## Given request
Establish how many lines in the material include the string "document" and report it as a lone number.

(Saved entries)

---

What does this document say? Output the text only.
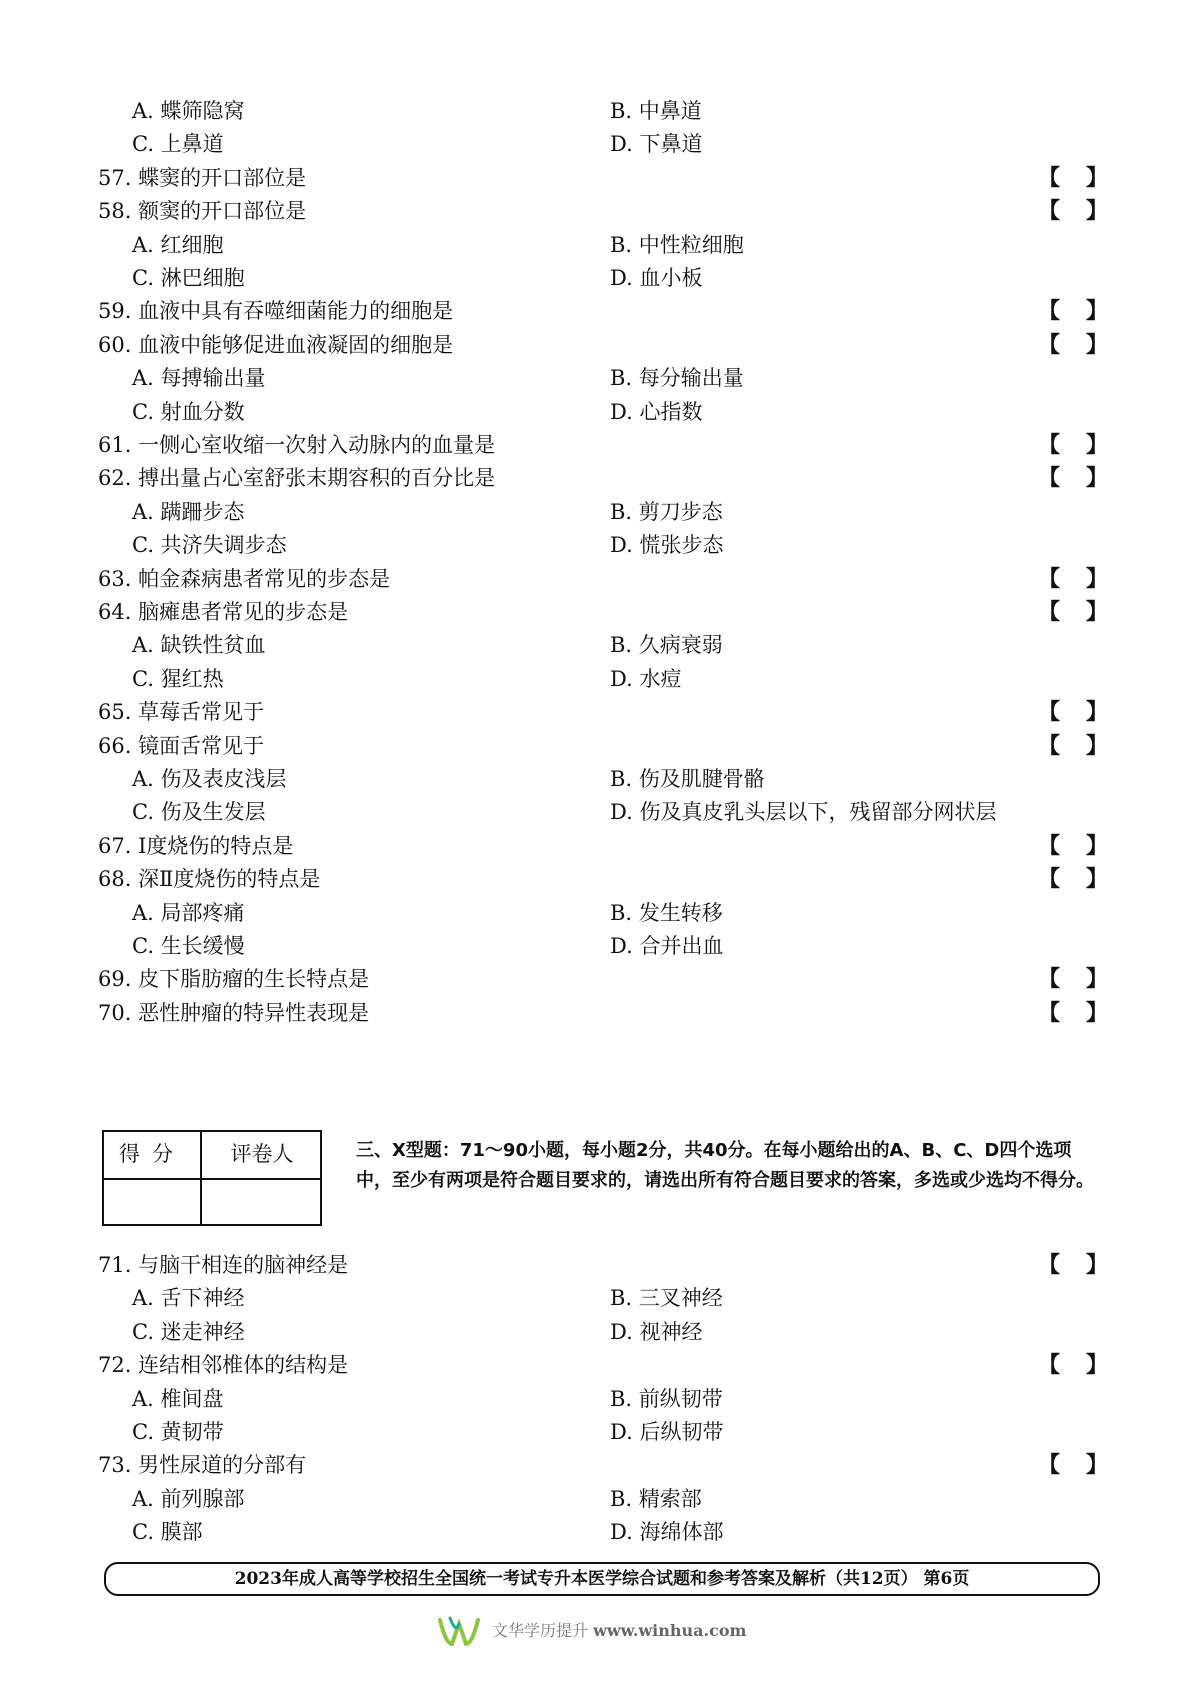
A. 蝶筛隐窝	B. 中鼻道
C. 上鼻道	D. 下鼻道
57. 蝶窦的开口部位是	【 】
58. 额窦的开口部位是	【 】
A. 红细胞	B. 中性粒细胞
C. 淋巴细胞	D. 血小板
59. 血液中具有吞噬细菌能力的细胞是	【 】
60. 血液中能够促进血液凝固的细胞是	【 】
A. 每搏输出量	B. 每分输出量
C. 射血分数	D. 心指数
61. 一侧心室收缩一次射入动脉内的血量是	【 】
62. 搏出量占心室舒张末期容积的百分比是	【 】
A. 蹒跚步态	B. 剪刀步态
C. 共济失调步态	D. 慌张步态
63. 帕金森病患者常见的步态是	【 】
64. 脑瘫患者常见的步态是	【 】
A. 缺铁性贫血	B. 久病衰弱
C. 猩红热	D. 水痘
65. 草莓舌常见于	【 】
66. 镜面舌常见于	【 】
A. 伤及表皮浅层	B. 伤及肌腱骨骼
C. 伤及生发层	D. 伤及真皮乳头层以下，残留部分网状层
67. Ⅰ度烧伤的特点是	【 】
68. 深Ⅱ度烧伤的特点是	【 】
A. 局部疼痛	B. 发生转移
C. 生长缓慢	D. 合并出血
69. 皮下脂肪瘤的生长特点是	【 】
70. 恶性肿瘤的特异性表现是	【 】
得分	评卷人	三、X型题：71～90小题，每小题2分，共40分。在每小题给出的A、B、C、D四个选项中，至少有两项是符合题目要求的，请选出所有符合题目要求的答案，多选或少选均不得分。
71. 与脑干相连的脑神经是	【 】
A. 舌下神经	B. 三叉神经
C. 迷走神经	D. 视神经
72. 连结相邻椎体的结构是	【 】
A. 椎间盘	B. 前纵韧带
C. 黄韧带	D. 后纵韧带
73. 男性尿道的分部有	【 】
A. 前列腺部	B. 精索部
C. 膜部	D. 海绵体部
2023年成人高等学校招生全国统一考试专升本医学综合试题和参考答案及解析（共12页） 第6页
文华学历提升 www.winhua.com
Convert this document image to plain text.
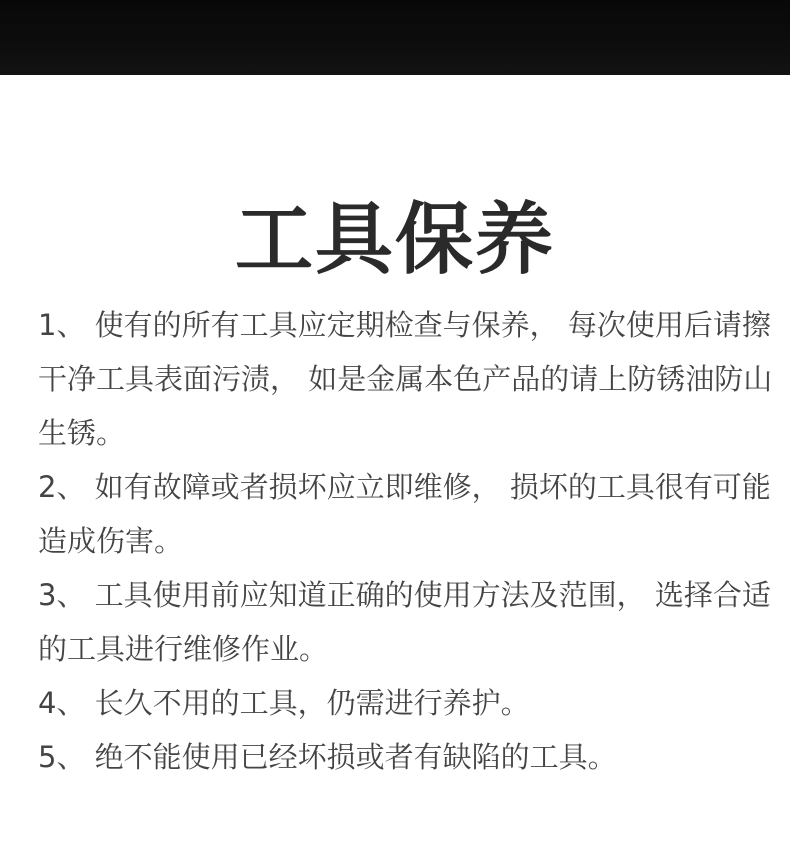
工具保养

1、 使有的所有工具应定期检查与保养， 每次使用后请擦干净工具表面污渍， 如是金属本色产品的请上防锈油防山生锈。

2、 如有故障或者损坏应立即维修， 损坏的工具很有可能造成伤害。

3、 工具使用前应知道正确的使用方法及范围， 选择合适的工具进行维修作业。

4、 长久不用的工具，仍需进行养护。

5、 绝不能使用已经坏损或者有缺陷的工具。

---

## Output of the task
2